→ **What the task requires**
Look for "class" in the material below and show each line that contains it.

→ **Data extracts**
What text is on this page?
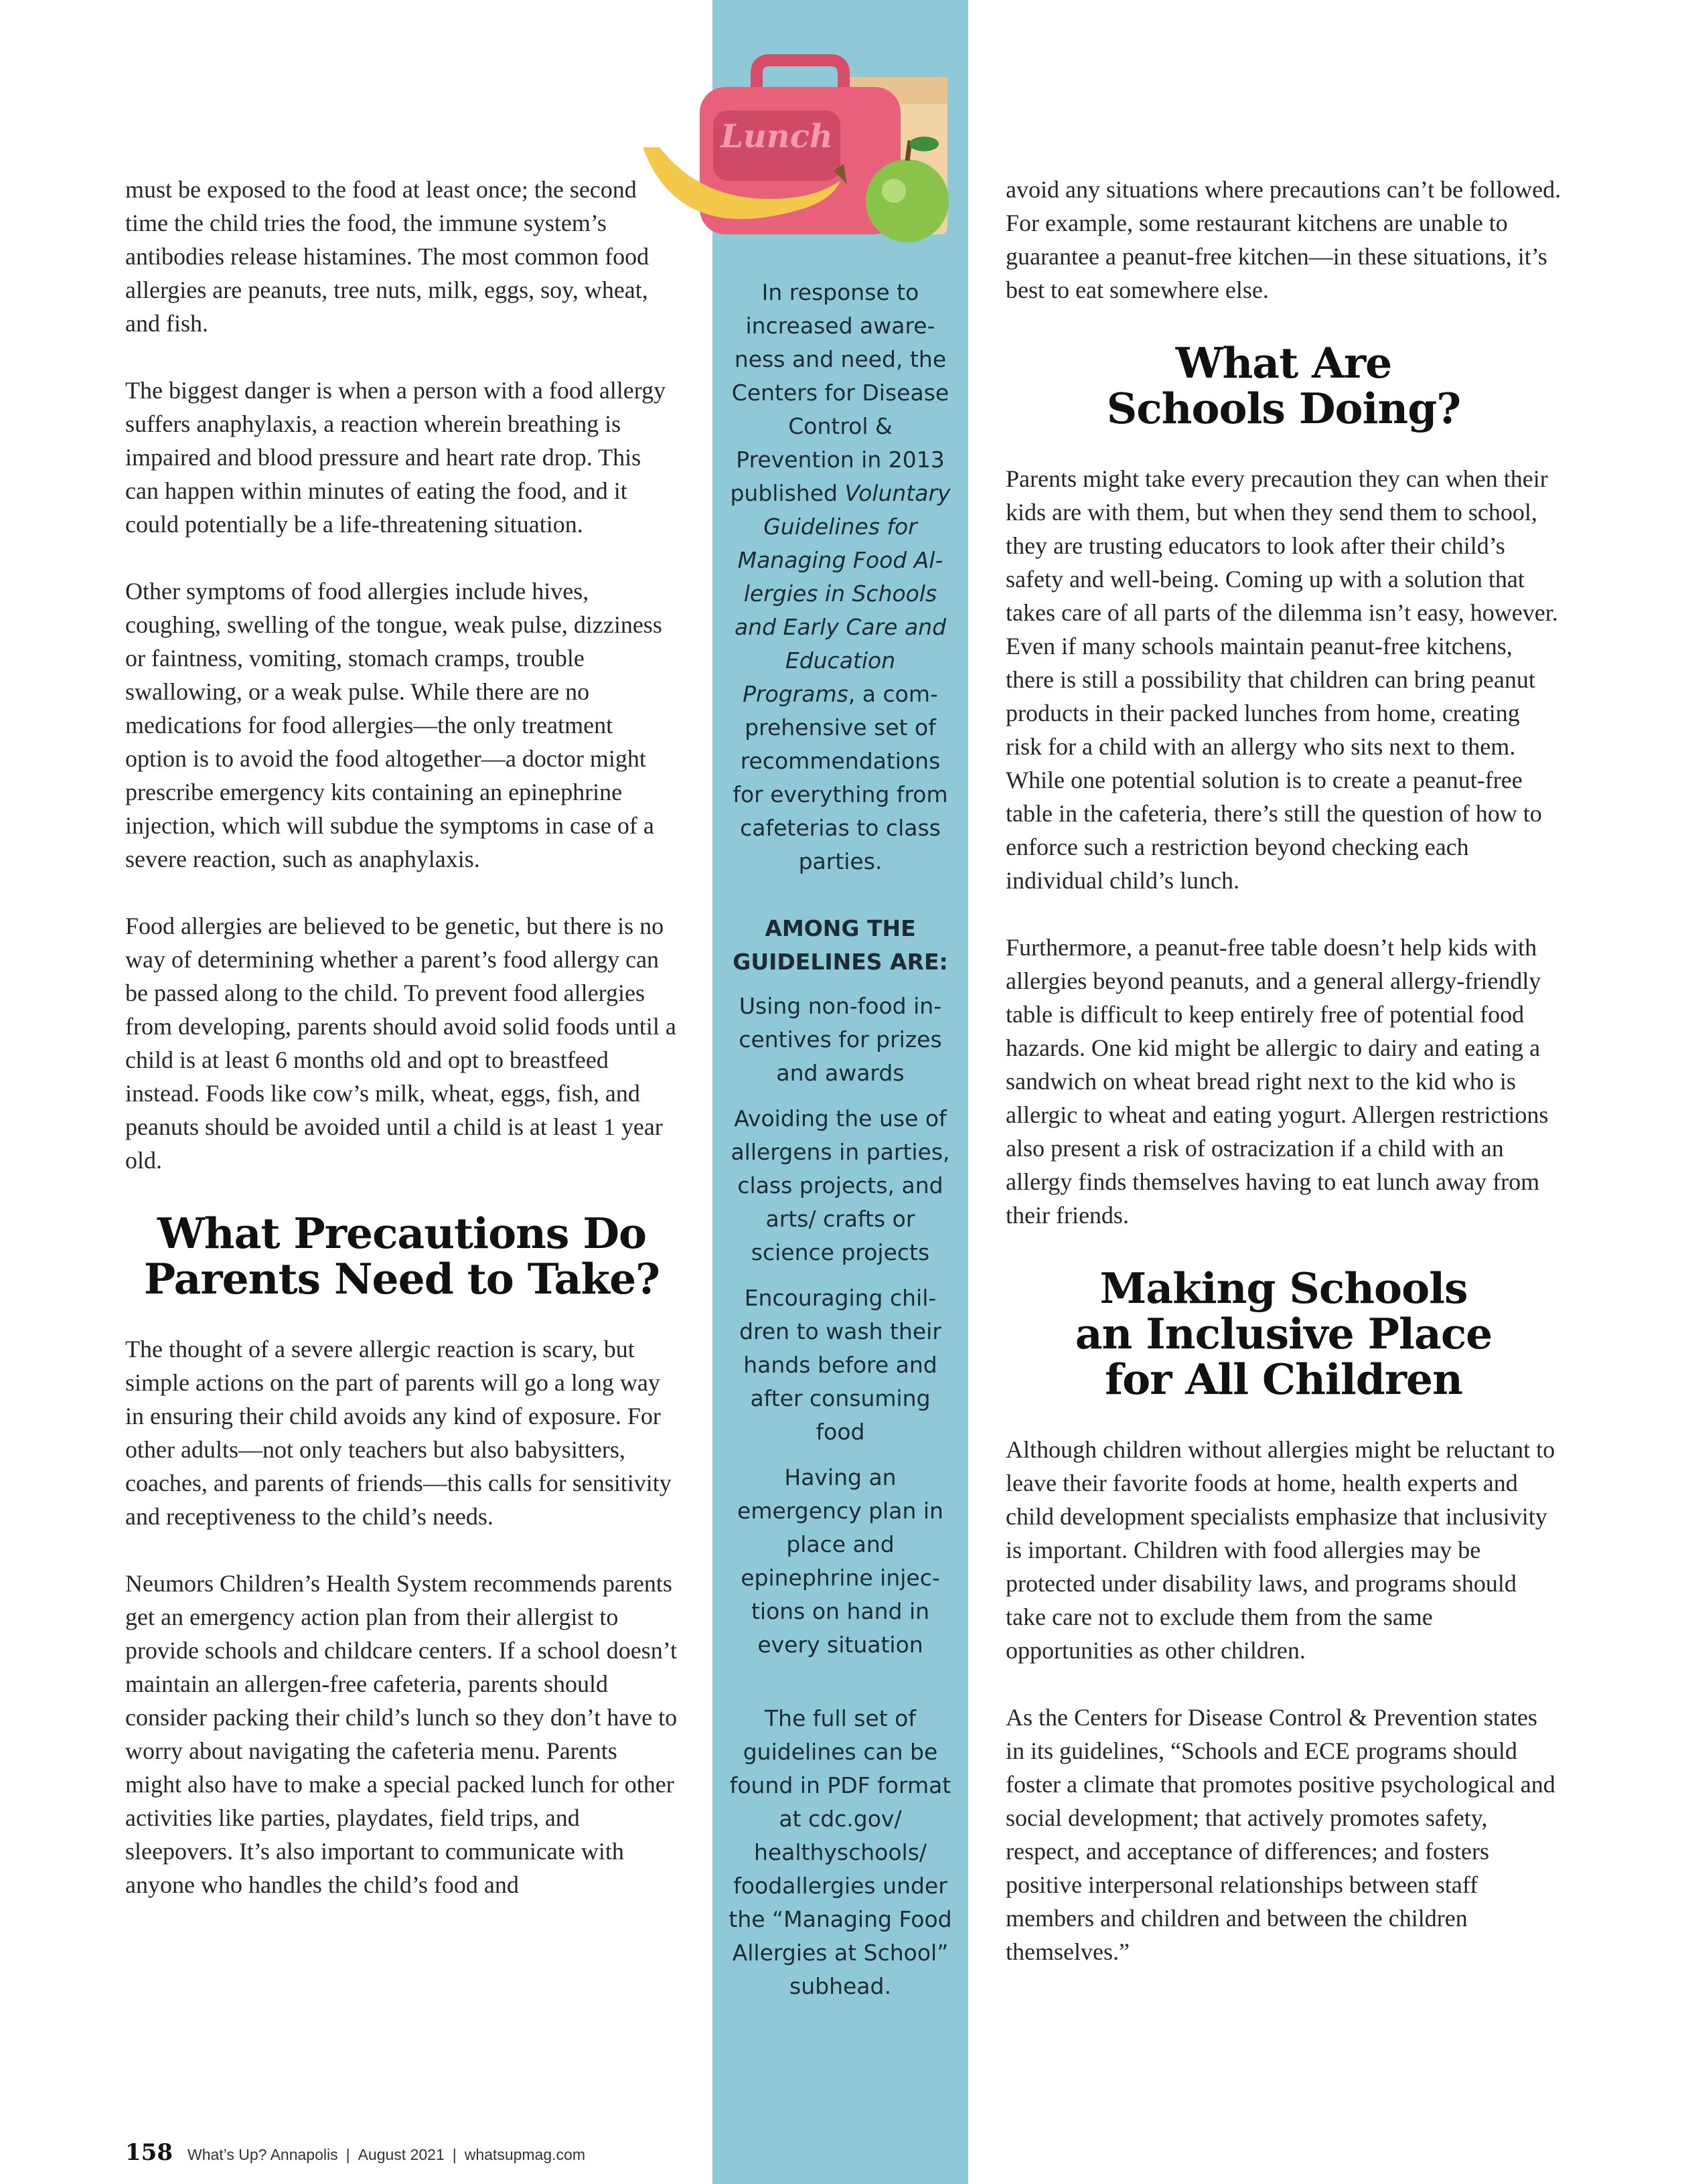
Lunch

must be exposed to the food at least once; the second time the child tries the food, the immune system’s antibodies release histamines. The most common food allergies are peanuts, tree nuts, milk, eggs, soy, wheat, and fish.

The biggest danger is when a person with a food allergy suffers anaphylaxis, a reaction wherein breathing is impaired and blood pressure and heart rate drop. This can happen within minutes of eating the food, and it could potentially be a life-threatening situation.

Other symptoms of food allergies include hives, coughing, swelling of the tongue, weak pulse, dizziness or faintness, vomiting, stomach cramps, trouble swallowing, or a weak pulse. While there are no medications for food allergies—the only treatment option is to avoid the food altogether—a doctor might prescribe emergency kits containing an epinephrine injection, which will subdue the symptoms in case of a severe reaction, such as anaphylaxis.

Food allergies are believed to be genetic, but there is no way of determining whether a parent’s food allergy can be passed along to the child. To prevent food allergies from developing, parents should avoid solid foods until a child is at least 6 months old and opt to breastfeed instead. Foods like cow’s milk, wheat, eggs, fish, and peanuts should be avoided until a child is at least 1 year old.

What Precautions Do
Parents Need to Take?

The thought of a severe allergic reaction is scary, but simple actions on the part of parents will go a long way in ensuring their child avoids any kind of exposure. For other adults—not only teachers but also babysitters, coaches, and parents of friends—this calls for sensitivity and receptiveness to the child’s needs.

Neumors Children’s Health System recommends parents get an emergency action plan from their allergist to provide schools and childcare centers. If a school doesn’t maintain an allergen-free cafeteria, parents should consider packing their child’s lunch so they don’t have to worry about navigating the cafeteria menu. Parents might also have to make a special packed lunch for other activities like parties, playdates, field trips, and sleepovers. It’s also important to communicate with anyone who handles the child’s food and

In response to increased awareness and need, the Centers for Disease Control & Prevention in 2013 published Voluntary Guidelines for Managing Food Allergies in Schools and Early Care and Education Programs, a comprehensive set of recommendations for everything from cafeterias to class parties.

AMONG THE GUIDELINES ARE:

Using non-food incentives for prizes and awards

Avoiding the use of allergens in parties, class projects, and arts/ crafts or science projects

Encouraging children to wash their hands before and after consuming food

Having an emergency plan in place and epinephrine injections on hand in every situation

The full set of guidelines can be found in PDF format at cdc.gov/ healthyschools/ foodallergies under the “Managing Food Allergies at School” subhead.

avoid any situations where precautions can’t be followed. For example, some restaurant kitchens are unable to guarantee a peanut-free kitchen—in these situations, it’s best to eat somewhere else.

What Are
Schools Doing?

Parents might take every precaution they can when their kids are with them, but when they send them to school, they are trusting educators to look after their child’s safety and well-being. Coming up with a solution that takes care of all parts of the dilemma isn’t easy, however. Even if many schools maintain peanut-free kitchens, there is still a possibility that children can bring peanut products in their packed lunches from home, creating risk for a child with an allergy who sits next to them. While one potential solution is to create a peanut-free table in the cafeteria, there’s still the question of how to enforce such a restriction beyond checking each individual child’s lunch.

Furthermore, a peanut-free table doesn’t help kids with allergies beyond peanuts, and a general allergy-friendly table is difficult to keep entirely free of potential food hazards. One kid might be allergic to dairy and eating a sandwich on wheat bread right next to the kid who is allergic to wheat and eating yogurt. Allergen restrictions also present a risk of ostracization if a child with an allergy finds themselves having to eat lunch away from their friends.

Making Schools
an Inclusive Place
for All Children

Although children without allergies might be reluctant to leave their favorite foods at home, health experts and child development specialists emphasize that inclusivity is important. Children with food allergies may be protected under disability laws, and programs should take care not to exclude them from the same opportunities as other children.

As the Centers for Disease Control & Prevention states in its guidelines, “Schools and ECE programs should foster a climate that promotes positive psychological and social development; that actively promotes safety, respect, and acceptance of differences; and fosters positive interpersonal relationships between staff members and children and between the children themselves.”

158 What’s Up? Annapolis | August 2021 | whatsupmag.com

→ **Reply to the exercise**
In response to increased awareness and need, the Centers for Disease Control & Prevention in 2013 published Voluntary Guidelines for Managing Food Allergies in Schools and Early Care and Education Programs, a comprehensive set of recommendations for everything from cafeterias to class parties.
Avoiding the use of allergens in parties, class projects, and arts/ crafts or science projects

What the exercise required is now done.